▸ Data records:
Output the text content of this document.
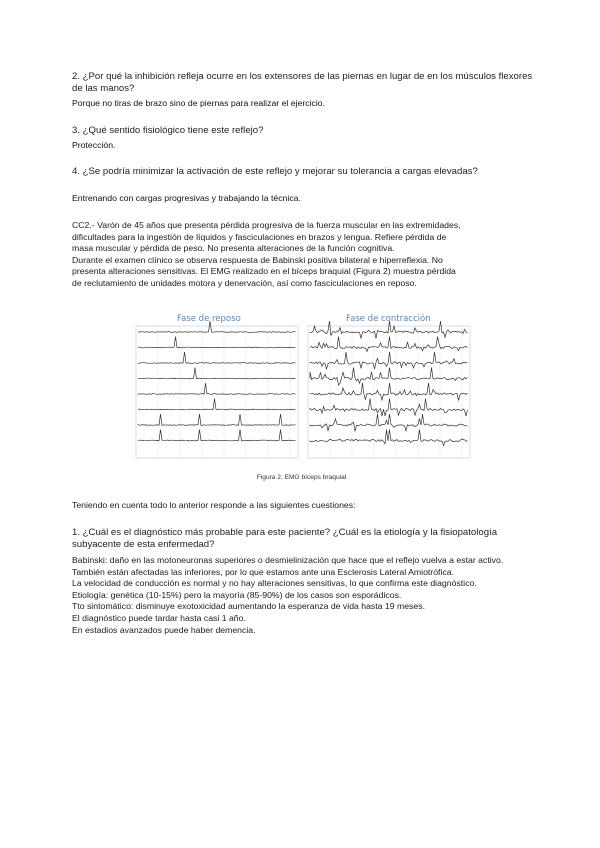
2. ¿Por qué la inhibición refleja ocurre en los extensores de las piernas en lugar de en los músculos flexores de las manos?

Porque no tiras de brazo sino de piernas para realizar el ejercicio.

3. ¿Qué sentido fisiológico tiene este reflejo?

Protección.

4. ¿Se podría minimizar la activación de este reflejo y mejorar su tolerancia a cargas elevadas?

Entrenando con cargas progresivas y trabajando la técnica.

CC2.- Varón de 45 años que presenta pérdida progresiva de la fuerza muscular en las extremidades,
dificultades para la ingestión de líquidos y fasciculaciones en brazos y lengua. Refiere pérdida de
masa muscular y pérdida de peso. No presenta alteraciones de la función cognitiva.
Durante el examen clínico se observa respuesta de Babinski positiva bilateral e hiperreflexia. No
presenta alteraciones sensitivas. El EMG realizado en el bíceps braquial (Figura 2) muestra pérdida
de reclutamiento de unidades motora y denervación, así como fasciculaciones en reposo.
Fase de reposo	Fase de contracción
Figura 2. EMG bíceps braquial

Teniendo en cuenta todo lo anterior responde a las siguientes cuestiones:

1. ¿Cuál es el diagnóstico más probable para este paciente? ¿Cuál es la etiología y la fisiopatología subyacente de esta enfermedad?

Babinski: daño en las motoneuronas superiores o desmielinización que hace que el reflejo vuelva a estar activo.
También están afectadas las inferiores, por lo que estamos ante una Esclerosis Lateral Amiotrófica.
La velocidad de conducción es normal y no hay alteraciones sensitivas, lo que confirma este diagnóstico.
Etiología: genética (10-15%) pero la mayoría (85-90%) de los casos son esporádicos.
Tto sintomático: disminuye exotoxicidad aumentando la esperanza de vida hasta 19 meses.
El diagnóstico puede tardar hasta casi 1 año.
En estadios avanzados puede haber demencia.
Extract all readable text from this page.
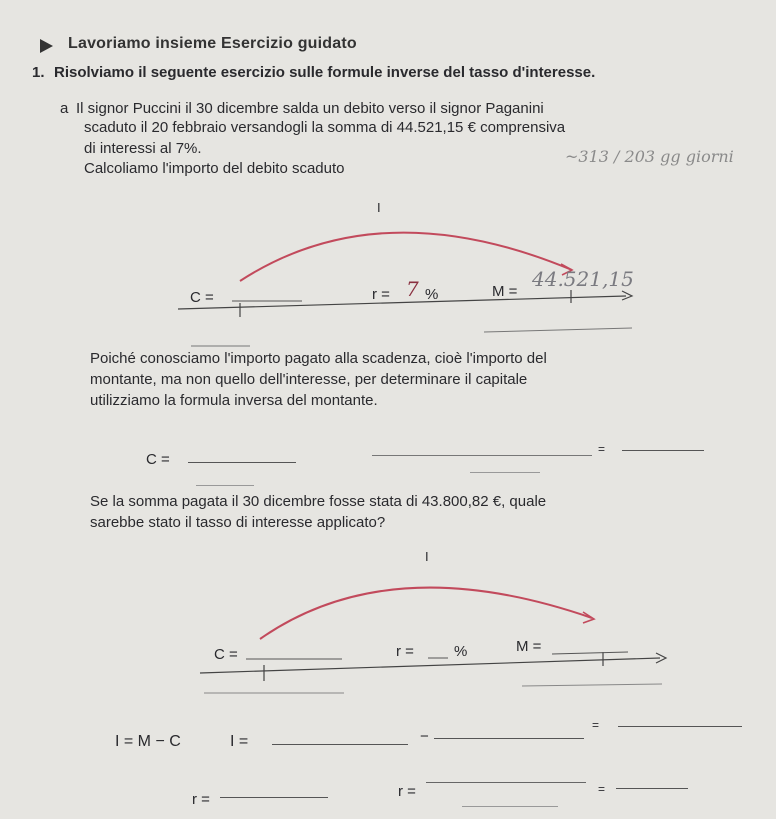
Lavoriamo insieme Esercizio guidato
1. Risolviamo il seguente esercizio sulle formule inverse del tasso d'interesse.
a Il signor Puccini il 30 dicembre salda un debito verso il signor Paganini
scaduto il 20 febbraio versandogli la somma di 44.521,15 € comprensiva
di interessi al 7%.
Calcoliamo l'importo del debito scaduto
~313 / 203 gg giorni
I
C =	r = 7 %	M =
44.521,15
Poiché conosciamo l'importo pagato alla scadenza, cioè l'importo del
montante, ma non quello dell'interesse, per determinare il capitale
utilizziamo la formula inversa del montante.
C =
=
Se la somma pagata il 30 dicembre fosse stata di 43.800,82 €, quale
sarebbe stato il tasso di interesse applicato?
I
C =	r =	%	M =
I = M − C	I =	−
=
r =	r =	=
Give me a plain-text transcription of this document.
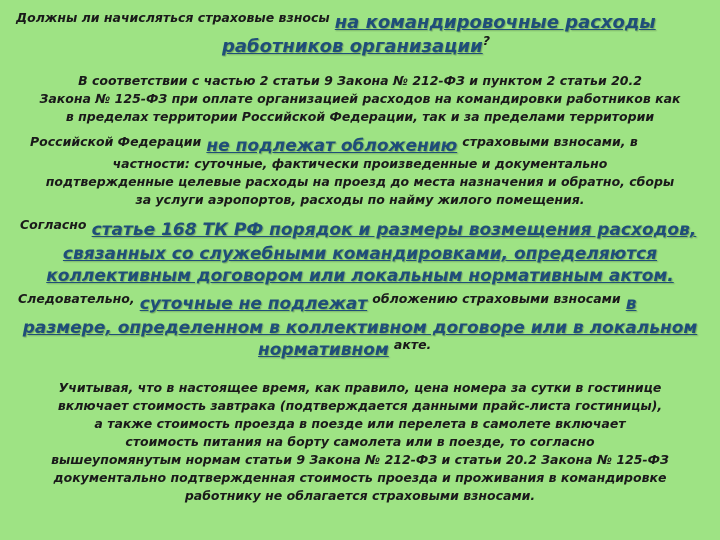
Должны ли начисляться страховые взносы на командировочные расходы
работников организации?
В соответствии с частью 2 статьи 9 Закона № 212-ФЗ и пунктом 2 статьи 20.2
Закона № 125-ФЗ при оплате организацией расходов на командировки работников как
в пределах территории Российской Федерации, так и за пределами территории
Российской Федерации не подлежат обложению страховыми взносами, в
частности: суточные, фактически произведенные и документально
подтвержденные целевые расходы на проезд до места назначения и обратно, сборы
за услуги аэропортов, расходы по найму жилого помещения.
Согласно статье 168 ТК РФ порядок и размеры возмещения расходов,
связанных со служебными командировками, определяются
коллективным договором или локальным нормативным актом.
Следовательно, суточные не подлежат обложению страховыми взносами в
размере, определенном в коллективном договоре или в локальном
нормативном $^{акте.}$
Учитывая, что в настоящее время, как правило, цена номера за сутки в гостинице
включает стоимость завтрака (подтверждается данными прайс-листа гостиницы),
а также стоимость проезда в поезде или перелета в самолете включает
стоимость питания на борту самолета или в поезде, то согласно
вышеупомянутым нормам статьи 9 Закона № 212-ФЗ и статьи 20.2 Закона № 125-ФЗ
документально подтвержденная стоимость проезда и проживания в командировке
работнику не облагается страховыми взносами.
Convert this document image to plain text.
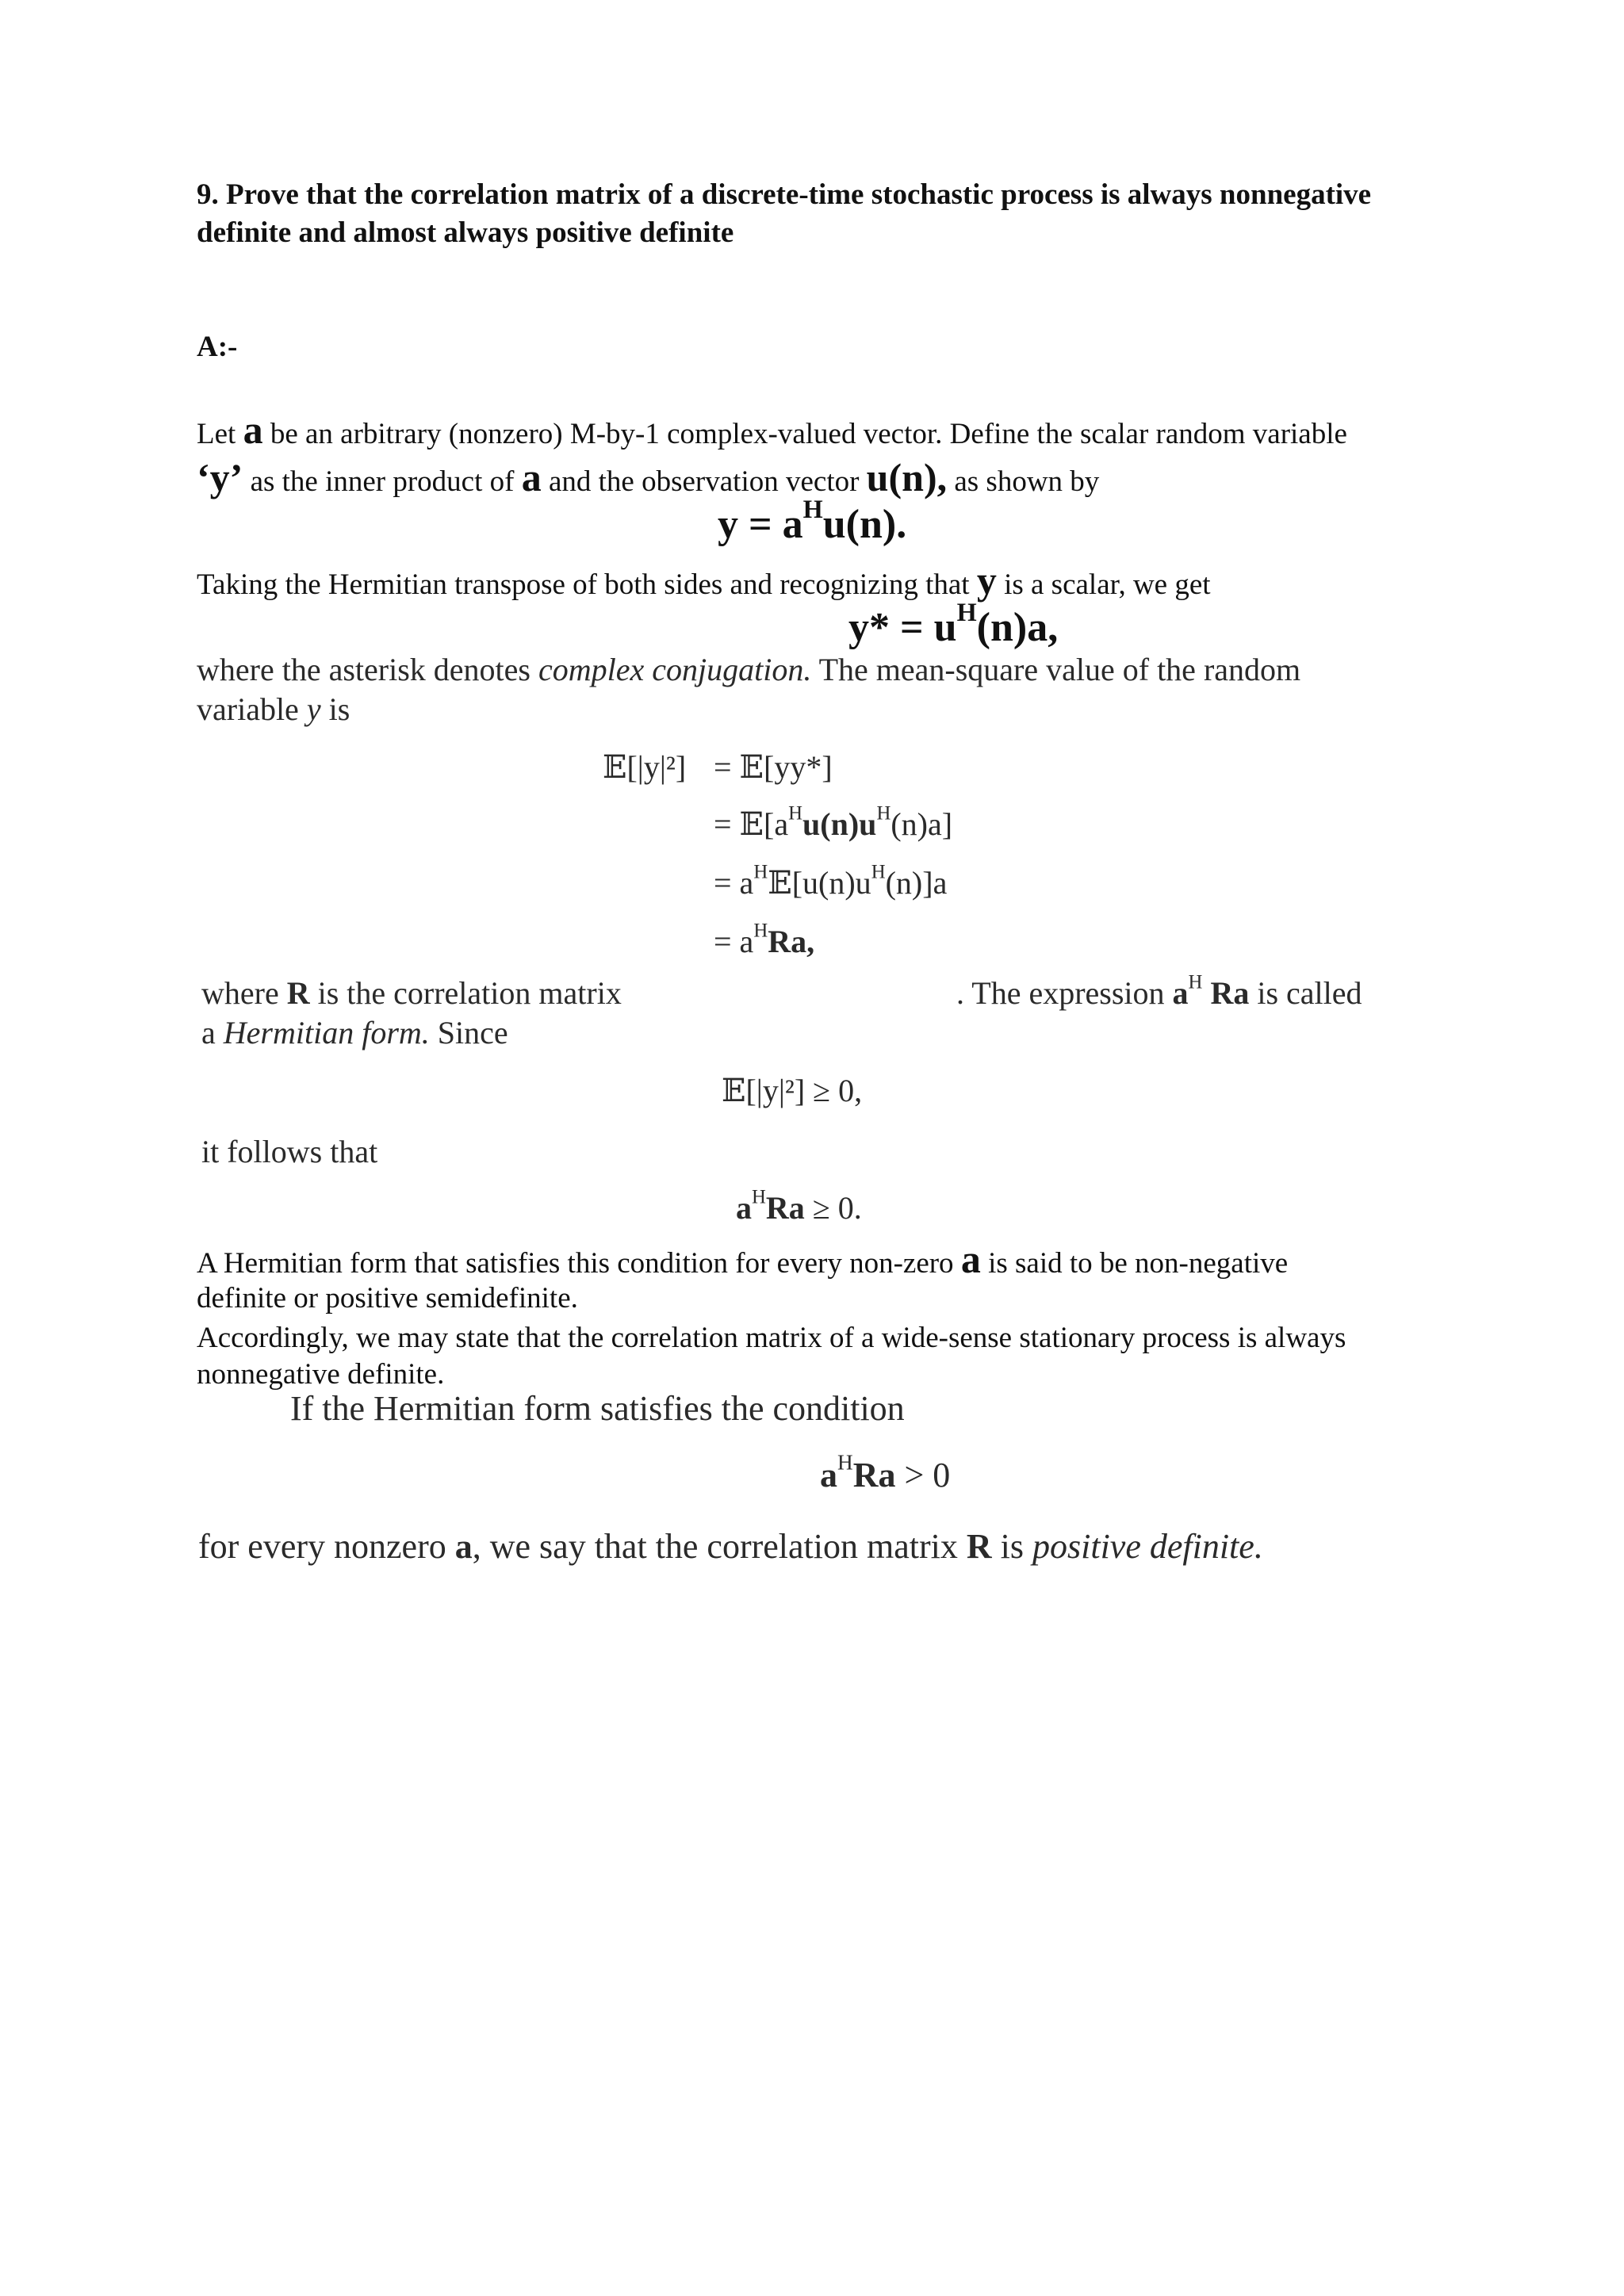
9. Prove that the correlation matrix of a discrete-time stochastic process is always nonnegative

definite and almost always positive definite

A:-

Let a be an arbitrary (nonzero) M-by-1 complex-valued vector. Define the scalar random variable

‘y’ as the inner product of a and the observation vector u(n), as shown by

$y = a^Hu(n)$.

Taking the Hermitian transpose of both sides and recognizing that y is a scalar, we get

$y* = u^H(n)a$,

where the asterisk denotes complex conjugation. The mean-square value of the random

variable y is

𝔼[|y|²] = 𝔼[yy*]

= $𝔼[a^Hu(n)u^H(n)a]$

= $a^H𝔼[u(n)u^H(n)]a$

= $a^HRa$,

where R is the correlation matrix	. The expression $a^H$ Ra is called

a Hermitian form. Since

𝔼[|y|²] ≥ 0,

it follows that

$a^HRa \ge 0$.

A Hermitian form that satisfies this condition for every non-zero a is said to be non-negative

definite or positive semidefinite.

Accordingly, we may state that the correlation matrix of a wide-sense stationary process is always

nonnegative definite.

If the Hermitian form satisfies the condition

$a^HRa > 0$

for every nonzero a, we say that the correlation matrix R is positive definite.
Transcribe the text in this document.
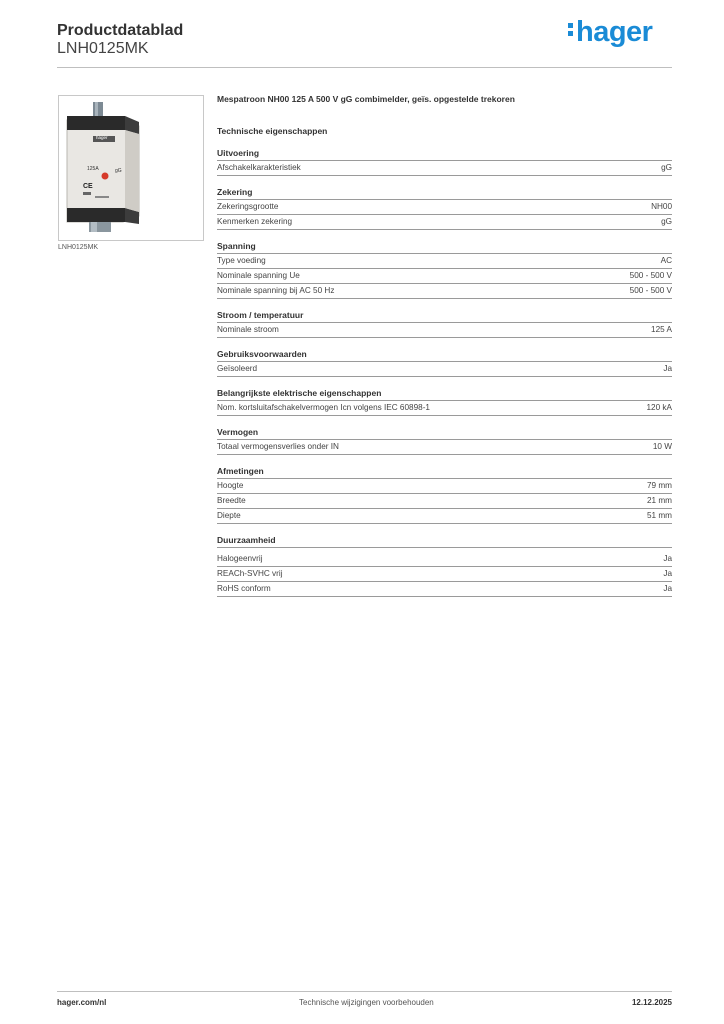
Productdatablad
LNH0125MK
hager
hager
125A	gG
CE
LNH0125MK

Mespatroon NH00 125 A 500 V gG combimelder, geïs. opgestelde trekoren

Technische eigenschappen
Uitvoering
Afschakelkarakteristiek	gG
Zekering
Zekeringsgrootte	NH00
Kenmerken zekering	gG
Spanning
Type voeding	AC
Nominale spanning Ue	500 - 500 V
Nominale spanning bij AC 50 Hz	500 - 500 V
Stroom / temperatuur
Nominale stroom	125 A
Gebruiksvoorwaarden
Geïsoleerd	Ja
Belangrijkste elektrische eigenschappen
Nom. kortsluitafschakelvermogen Icn volgens IEC 60898-1	120 kA
Vermogen
Totaal vermogensverlies onder IN	10 W
Afmetingen
Hoogte	79 mm
Breedte	21 mm
Diepte	51 mm
Duurzaamheid
Halogeenvrij	Ja
REACh-SVHC vrij	Ja
RoHS conform	Ja
hager.com/nl	Technische wijzigingen voorbehouden	12.12.2025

▸ TASK DETAILS:
Find the string "Babinski" in the records, then copy each line where it occurs.

▸ THE OUTPUT:
Durante el examen clínico se observa respuesta de Babinski positiva bilateral e hiperreflexia. No
Babinski: daño en las motoneuronas superiores o desmielinización que hace que el reflejo vuelva a estar activo.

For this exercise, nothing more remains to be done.